### Task instructions
Restate every line of the material, word for word.

### Data entries
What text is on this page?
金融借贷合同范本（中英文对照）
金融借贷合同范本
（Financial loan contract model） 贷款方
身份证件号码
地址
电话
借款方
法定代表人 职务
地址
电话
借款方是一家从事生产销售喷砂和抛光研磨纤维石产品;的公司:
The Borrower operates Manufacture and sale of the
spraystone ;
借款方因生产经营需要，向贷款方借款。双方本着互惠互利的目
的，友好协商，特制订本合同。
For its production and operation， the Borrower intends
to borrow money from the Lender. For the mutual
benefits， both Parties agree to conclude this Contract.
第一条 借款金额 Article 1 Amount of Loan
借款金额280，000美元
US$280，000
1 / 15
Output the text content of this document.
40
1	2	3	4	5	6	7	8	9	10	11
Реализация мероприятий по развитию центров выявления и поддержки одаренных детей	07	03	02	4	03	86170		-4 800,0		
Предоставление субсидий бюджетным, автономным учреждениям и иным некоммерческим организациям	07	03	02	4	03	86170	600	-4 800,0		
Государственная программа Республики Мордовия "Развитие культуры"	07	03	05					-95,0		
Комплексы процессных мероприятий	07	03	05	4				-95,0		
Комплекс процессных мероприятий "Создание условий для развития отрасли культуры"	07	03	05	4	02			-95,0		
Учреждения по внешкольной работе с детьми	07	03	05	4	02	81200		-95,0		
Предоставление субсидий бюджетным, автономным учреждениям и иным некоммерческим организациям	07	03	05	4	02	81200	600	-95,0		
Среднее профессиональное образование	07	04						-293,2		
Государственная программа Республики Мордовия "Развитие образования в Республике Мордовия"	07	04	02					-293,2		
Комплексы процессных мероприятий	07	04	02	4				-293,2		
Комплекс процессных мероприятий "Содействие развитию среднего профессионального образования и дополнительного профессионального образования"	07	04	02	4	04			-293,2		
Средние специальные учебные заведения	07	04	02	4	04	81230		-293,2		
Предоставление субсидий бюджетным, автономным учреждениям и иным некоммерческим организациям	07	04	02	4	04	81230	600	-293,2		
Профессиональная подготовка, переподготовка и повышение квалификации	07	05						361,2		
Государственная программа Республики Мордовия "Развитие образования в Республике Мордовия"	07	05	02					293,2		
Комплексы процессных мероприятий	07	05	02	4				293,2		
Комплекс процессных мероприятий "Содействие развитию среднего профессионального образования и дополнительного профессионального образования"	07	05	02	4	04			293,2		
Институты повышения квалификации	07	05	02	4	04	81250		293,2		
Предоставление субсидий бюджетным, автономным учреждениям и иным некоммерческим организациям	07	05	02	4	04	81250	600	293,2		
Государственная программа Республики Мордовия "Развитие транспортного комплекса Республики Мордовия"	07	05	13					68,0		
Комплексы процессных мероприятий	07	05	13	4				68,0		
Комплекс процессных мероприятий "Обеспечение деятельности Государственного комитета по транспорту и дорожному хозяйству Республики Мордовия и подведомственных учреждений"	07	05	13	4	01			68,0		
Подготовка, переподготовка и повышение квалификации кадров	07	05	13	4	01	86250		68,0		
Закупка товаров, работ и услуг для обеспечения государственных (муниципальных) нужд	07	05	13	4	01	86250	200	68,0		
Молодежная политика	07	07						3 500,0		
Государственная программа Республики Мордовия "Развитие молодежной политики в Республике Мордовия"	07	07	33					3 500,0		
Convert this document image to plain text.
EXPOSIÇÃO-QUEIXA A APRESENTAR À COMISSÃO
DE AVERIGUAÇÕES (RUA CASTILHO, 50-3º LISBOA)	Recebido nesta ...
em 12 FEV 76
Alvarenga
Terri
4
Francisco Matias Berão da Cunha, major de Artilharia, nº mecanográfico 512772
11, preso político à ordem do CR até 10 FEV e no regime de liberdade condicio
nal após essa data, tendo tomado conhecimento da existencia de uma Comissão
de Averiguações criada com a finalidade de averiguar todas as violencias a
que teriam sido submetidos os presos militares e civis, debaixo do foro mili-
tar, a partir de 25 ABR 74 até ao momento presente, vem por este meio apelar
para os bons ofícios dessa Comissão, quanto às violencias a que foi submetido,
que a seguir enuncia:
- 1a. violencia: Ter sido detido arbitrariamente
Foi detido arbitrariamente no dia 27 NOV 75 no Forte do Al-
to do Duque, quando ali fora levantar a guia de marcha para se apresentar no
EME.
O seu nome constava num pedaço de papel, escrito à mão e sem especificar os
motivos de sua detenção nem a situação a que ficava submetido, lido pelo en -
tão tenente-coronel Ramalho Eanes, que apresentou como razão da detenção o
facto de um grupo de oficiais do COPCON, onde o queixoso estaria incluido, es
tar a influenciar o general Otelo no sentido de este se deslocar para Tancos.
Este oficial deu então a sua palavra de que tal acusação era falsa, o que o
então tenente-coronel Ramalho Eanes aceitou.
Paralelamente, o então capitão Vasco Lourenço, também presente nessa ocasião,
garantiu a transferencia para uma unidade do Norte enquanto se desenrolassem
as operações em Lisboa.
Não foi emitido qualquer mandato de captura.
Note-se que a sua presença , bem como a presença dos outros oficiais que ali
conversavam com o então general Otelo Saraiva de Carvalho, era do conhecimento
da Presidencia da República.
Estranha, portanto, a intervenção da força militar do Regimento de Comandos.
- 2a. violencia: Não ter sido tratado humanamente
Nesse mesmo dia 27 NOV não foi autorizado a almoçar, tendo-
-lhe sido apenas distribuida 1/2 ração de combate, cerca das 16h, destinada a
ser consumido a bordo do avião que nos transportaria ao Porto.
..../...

### Reply
What text is on this page?
金融借贷合同范本（中英文对照）
金融借贷合同范本
（Financial loan contract model） 贷款方
身份证件号码
地址
电话
借款方
法定代表人 职务
地址
电话
借款方是一家从事生产销售喷砂和抛光研磨纤维石产品;的公司:
The Borrower operates Manufacture and sale of the
spraystone ;
借款方因生产经营需要，向贷款方借款。双方本着互惠互利的目
的，友好协商，特制订本合同。
For its production and operation， the Borrower intends
to borrow money from the Lender. For the mutual
benefits， both Parties agree to conclude this Contract.
第一条 借款金额 Article 1 Amount of Loan
借款金额280，000美元
US$280，000
1 / 15
Output the text content of this document.
40
1	2	3	4	5	6	7	8	9	10	11
Реализация мероприятий по развитию центров выявления и поддержки одаренных детей	07	03	02	4	03	86170		-4 800,0		
Предоставление субсидий бюджетным, автономным учреждениям и иным некоммерческим организациям	07	03	02	4	03	86170	600	-4 800,0		
Государственная программа Республики Мордовия "Развитие культуры"	07	03	05					-95,0		
Комплексы процессных мероприятий	07	03	05	4				-95,0		
Комплекс процессных мероприятий "Создание условий для развития отрасли культуры"	07	03	05	4	02			-95,0		
Учреждения по внешкольной работе с детьми	07	03	05	4	02	81200		-95,0		
Предоставление субсидий бюджетным, автономным учреждениям и иным некоммерческим организациям	07	03	05	4	02	81200	600	-95,0		
Среднее профессиональное образование	07	04						-293,2		
Государственная программа Республики Мордовия "Развитие образования в Республике Мордовия"	07	04	02					-293,2		
Комплексы процессных мероприятий	07	04	02	4				-293,2		
Комплекс процессных мероприятий "Содействие развитию среднего профессионального образования и дополнительного профессионального образования"	07	04	02	4	04			-293,2		
Средние специальные учебные заведения	07	04	02	4	04	81230		-293,2		
Предоставление субсидий бюджетным, автономным учреждениям и иным некоммерческим организациям	07	04	02	4	04	81230	600	-293,2		
Профессиональная подготовка, переподготовка и повышение квалификации	07	05						361,2		
Государственная программа Республики Мордовия "Развитие образования в Республике Мордовия"	07	05	02					293,2		
Комплексы процессных мероприятий	07	05	02	4				293,2		
Комплекс процессных мероприятий "Содействие развитию среднего профессионального образования и дополнительного профессионального образования"	07	05	02	4	04			293,2		
Институты повышения квалификации	07	05	02	4	04	81250		293,2		
Предоставление субсидий бюджетным, автономным учреждениям и иным некоммерческим организациям	07	05	02	4	04	81250	600	293,2		
Государственная программа Республики Мордовия "Развитие транспортного комплекса Республики Мордовия"	07	05	13					68,0		
Комплексы процессных мероприятий	07	05	13	4				68,0		
Комплекс процессных мероприятий "Обеспечение деятельности Государственного комитета по транспорту и дорожному хозяйству Республики Мордовия и подведомственных учреждений"	07	05	13	4	01			68,0		
Подготовка, переподготовка и повышение квалификации кадров	07	05	13	4	01	86250		68,0		
Закупка товаров, работ и услуг для обеспечения государственных (муниципальных) нужд	07	05	13	4	01	86250	200	68,0		
Молодежная политика	07	07						3 500,0		
Государственная программа Республики Мордовия "Развитие молодежной политики в Республике Мордовия"	07	07	33					3 500,0		
Convert this document image to plain text.
EXPOSIÇÃO-QUEIXA A APRESENTAR À COMISSÃO
DE AVERIGUAÇÕES (RUA CASTILHO, 50-3º LISBOA)	Recebido nesta ...
em 12 FEV 76
Alvarenga
Terri
4
Francisco Matias Berão da Cunha, major de Artilharia, nº mecanográfico 512772
11, preso político à ordem do CR até 10 FEV e no regime de liberdade condicio
nal após essa data, tendo tomado conhecimento da existencia de uma Comissão
de Averiguações criada com a finalidade de averiguar todas as violencias a
que teriam sido submetidos os presos militares e civis, debaixo do foro mili-
tar, a partir de 25 ABR 74 até ao momento presente, vem por este meio apelar
para os bons ofícios dessa Comissão, quanto às violencias a que foi submetido,
que a seguir enuncia:
- 1a. violencia: Ter sido detido arbitrariamente
Foi detido arbitrariamente no dia 27 NOV 75 no Forte do Al-
to do Duque, quando ali fora levantar a guia de marcha para se apresentar no
EME.
O seu nome constava num pedaço de papel, escrito à mão e sem especificar os
motivos de sua detenção nem a situação a que ficava submetido, lido pelo en -
tão tenente-coronel Ramalho Eanes, que apresentou como razão da detenção o
facto de um grupo de oficiais do COPCON, onde o queixoso estaria incluido, es
tar a influenciar o general Otelo no sentido de este se deslocar para Tancos.
Este oficial deu então a sua palavra de que tal acusação era falsa, o que o
então tenente-coronel Ramalho Eanes aceitou.
Paralelamente, o então capitão Vasco Lourenço, também presente nessa ocasião,
garantiu a transferencia para uma unidade do Norte enquanto se desenrolassem
as operações em Lisboa.
Não foi emitido qualquer mandato de captura.
Note-se que a sua presença , bem como a presença dos outros oficiais que ali
conversavam com o então general Otelo Saraiva de Carvalho, era do conhecimento
da Presidencia da República.
Estranha, portanto, a intervenção da força militar do Regimento de Comandos.
- 2a. violencia: Não ter sido tratado humanamente
Nesse mesmo dia 27 NOV não foi autorizado a almoçar, tendo-
-lhe sido apenas distribuida 1/2 ração de combate, cerca das 16h, destinada a
ser consumido a bordo do avião que nos transportaria ao Porto.
..../...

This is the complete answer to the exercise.